═════ Extracted entries ═════
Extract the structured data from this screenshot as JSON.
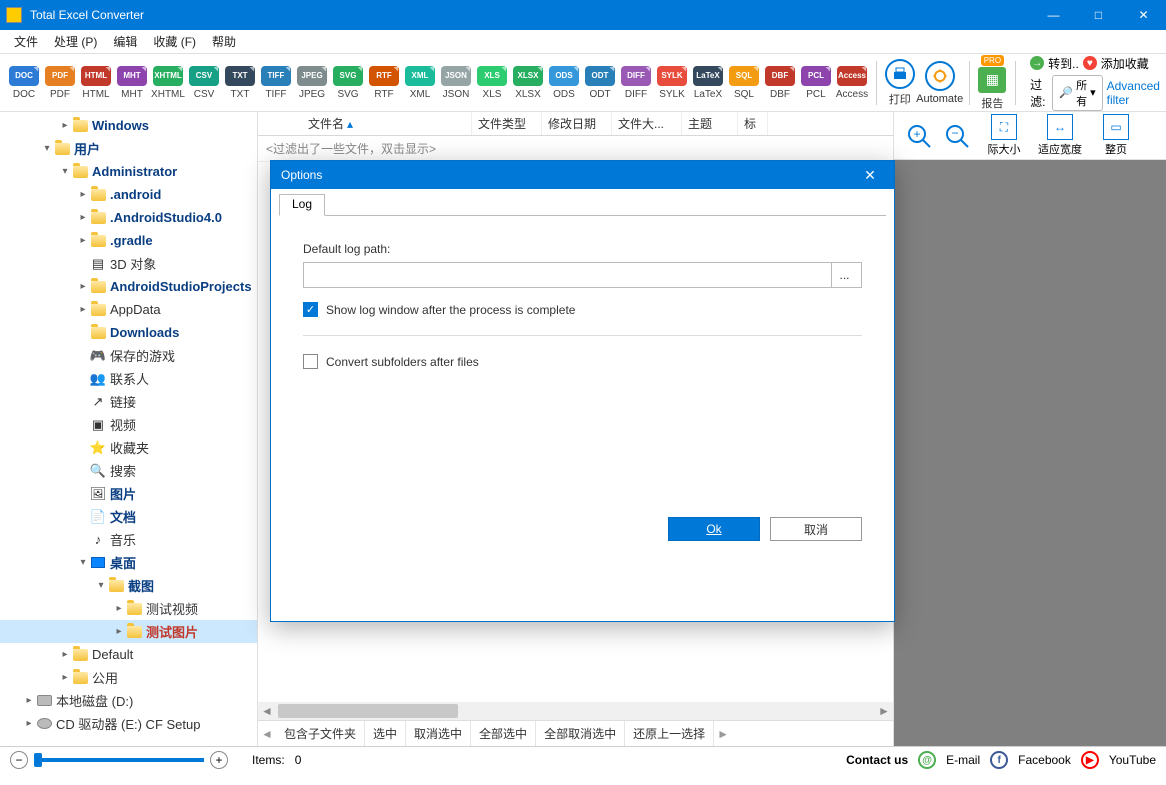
{
  "app": {
    "title": "Total Excel Converter"
  },
  "window": {
    "min": "—",
    "max": "□",
    "close": "✕"
  },
  "menu": [
    "文件",
    "处理 (P)",
    "编辑",
    "收藏 (F)",
    "帮助"
  ],
  "formats": [
    {
      "code": "DOC",
      "color": "#2e7bd6"
    },
    {
      "code": "PDF",
      "color": "#e67e22"
    },
    {
      "code": "HTML",
      "color": "#c0392b"
    },
    {
      "code": "MHT",
      "color": "#8e44ad"
    },
    {
      "code": "XHTML",
      "color": "#27ae60"
    },
    {
      "code": "CSV",
      "color": "#16a085"
    },
    {
      "code": "TXT",
      "color": "#34495e"
    },
    {
      "code": "TIFF",
      "color": "#2980b9"
    },
    {
      "code": "JPEG",
      "color": "#7f8c8d"
    },
    {
      "code": "SVG",
      "color": "#27ae60"
    },
    {
      "code": "RTF",
      "color": "#d35400"
    },
    {
      "code": "XML",
      "color": "#1abc9c"
    },
    {
      "code": "JSON",
      "color": "#95a5a6"
    },
    {
      "code": "XLS",
      "color": "#2ecc71"
    },
    {
      "code": "XLSX",
      "color": "#27ae60"
    },
    {
      "code": "ODS",
      "color": "#3498db"
    },
    {
      "code": "ODT",
      "color": "#2980b9"
    },
    {
      "code": "DIFF",
      "color": "#9b59b6"
    },
    {
      "code": "SYLK",
      "color": "#e74c3c"
    },
    {
      "code": "LaTeX",
      "color": "#34495e"
    },
    {
      "code": "SQL",
      "color": "#f39c12"
    },
    {
      "code": "DBF",
      "color": "#c0392b"
    },
    {
      "code": "PCL",
      "color": "#8e44ad"
    },
    {
      "code": "Access",
      "color": "#c0392b"
    }
  ],
  "bigbuttons": {
    "print": "打印",
    "automate": "Automate",
    "report": "报告",
    "pro": "PRO"
  },
  "filter": {
    "goto": "转到..",
    "favorite": "添加收藏",
    "label": "过滤:",
    "all": "所有",
    "advanced": "Advanced filter"
  },
  "tree": [
    {
      "depth": 3,
      "label": "Windows",
      "exp": "▸",
      "cls": "bold",
      "icon": "folder"
    },
    {
      "depth": 2,
      "label": "用户",
      "exp": "▾",
      "cls": "bold",
      "icon": "folder"
    },
    {
      "depth": 3,
      "label": "Administrator",
      "exp": "▾",
      "cls": "bold",
      "icon": "folder"
    },
    {
      "depth": 4,
      "label": ".android",
      "exp": "▸",
      "cls": "bold",
      "icon": "folder"
    },
    {
      "depth": 4,
      "label": ".AndroidStudio4.0",
      "exp": "▸",
      "cls": "bold",
      "icon": "folder"
    },
    {
      "depth": 4,
      "label": ".gradle",
      "exp": "▸",
      "cls": "bold",
      "icon": "folder"
    },
    {
      "depth": 4,
      "label": "3D 对象",
      "exp": "",
      "cls": "",
      "icon": "cube"
    },
    {
      "depth": 4,
      "label": "AndroidStudioProjects",
      "exp": "▸",
      "cls": "bold",
      "icon": "folder"
    },
    {
      "depth": 4,
      "label": "AppData",
      "exp": "▸",
      "cls": "",
      "icon": "folder"
    },
    {
      "depth": 4,
      "label": "Downloads",
      "exp": "",
      "cls": "bold",
      "icon": "folder"
    },
    {
      "depth": 4,
      "label": "保存的游戏",
      "exp": "",
      "cls": "",
      "icon": "game"
    },
    {
      "depth": 4,
      "label": "联系人",
      "exp": "",
      "cls": "",
      "icon": "contact"
    },
    {
      "depth": 4,
      "label": "链接",
      "exp": "",
      "cls": "",
      "icon": "link"
    },
    {
      "depth": 4,
      "label": "视频",
      "exp": "",
      "cls": "",
      "icon": "video"
    },
    {
      "depth": 4,
      "label": "收藏夹",
      "exp": "",
      "cls": "",
      "icon": "star"
    },
    {
      "depth": 4,
      "label": "搜索",
      "exp": "",
      "cls": "",
      "icon": "search"
    },
    {
      "depth": 4,
      "label": "图片",
      "exp": "",
      "cls": "bold",
      "icon": "pic"
    },
    {
      "depth": 4,
      "label": "文档",
      "exp": "",
      "cls": "bold",
      "icon": "doc"
    },
    {
      "depth": 4,
      "label": "音乐",
      "exp": "",
      "cls": "",
      "icon": "music"
    },
    {
      "depth": 4,
      "label": "桌面",
      "exp": "▾",
      "cls": "bold",
      "icon": "desk"
    },
    {
      "depth": 5,
      "label": "截图",
      "exp": "▾",
      "cls": "bold",
      "icon": "folder"
    },
    {
      "depth": 6,
      "label": "测试视频",
      "exp": "▸",
      "cls": "",
      "icon": "folder"
    },
    {
      "depth": 6,
      "label": "测试图片",
      "exp": "▸",
      "cls": "red",
      "icon": "folder",
      "sel": true
    },
    {
      "depth": 3,
      "label": "Default",
      "exp": "▸",
      "cls": "",
      "icon": "folder"
    },
    {
      "depth": 3,
      "label": "公用",
      "exp": "▸",
      "cls": "",
      "icon": "folder"
    },
    {
      "depth": 1,
      "label": "本地磁盘 (D:)",
      "exp": "▸",
      "cls": "",
      "icon": "drive"
    },
    {
      "depth": 1,
      "label": "CD 驱动器 (E:) CF Setup",
      "exp": "▸",
      "cls": "",
      "icon": "cd"
    }
  ],
  "list": {
    "columns": [
      "文件名",
      "文件类型",
      "修改日期",
      "文件大...",
      "主题",
      "标"
    ],
    "filtermsg": "<过滤出了一些文件，双击显示>"
  },
  "bottomtabs": {
    "left_arrow": "◄",
    "right_arrow": "►",
    "items": [
      "包含子文件夹",
      "选中",
      "取消选中",
      "全部选中",
      "全部取消选中",
      "还原上一选择"
    ]
  },
  "view": {
    "zoomin": "+",
    "zoomout": "−",
    "actual": "际大小",
    "fitwidth": "适应宽度",
    "full": "整页"
  },
  "status": {
    "items_label": "Items:",
    "items_count": "0",
    "contact": "Contact us",
    "email": "E-mail",
    "facebook": "Facebook",
    "youtube": "YouTube"
  },
  "modal": {
    "title": "Options",
    "tab": "Log",
    "default_log_label": "Default log path:",
    "log_path_value": "",
    "browse": "...",
    "chk1": "Show log window after the process is complete",
    "chk2": "Convert subfolders after files",
    "ok": "Ok",
    "cancel": "取消",
    "close": "✕"
  }
}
═════
_Exercise objective:_ Pull out every line containing "after".

_Task solution:_
    "chk1": "Show log window after the process is complete",
    "chk2": "Convert subfolders after files",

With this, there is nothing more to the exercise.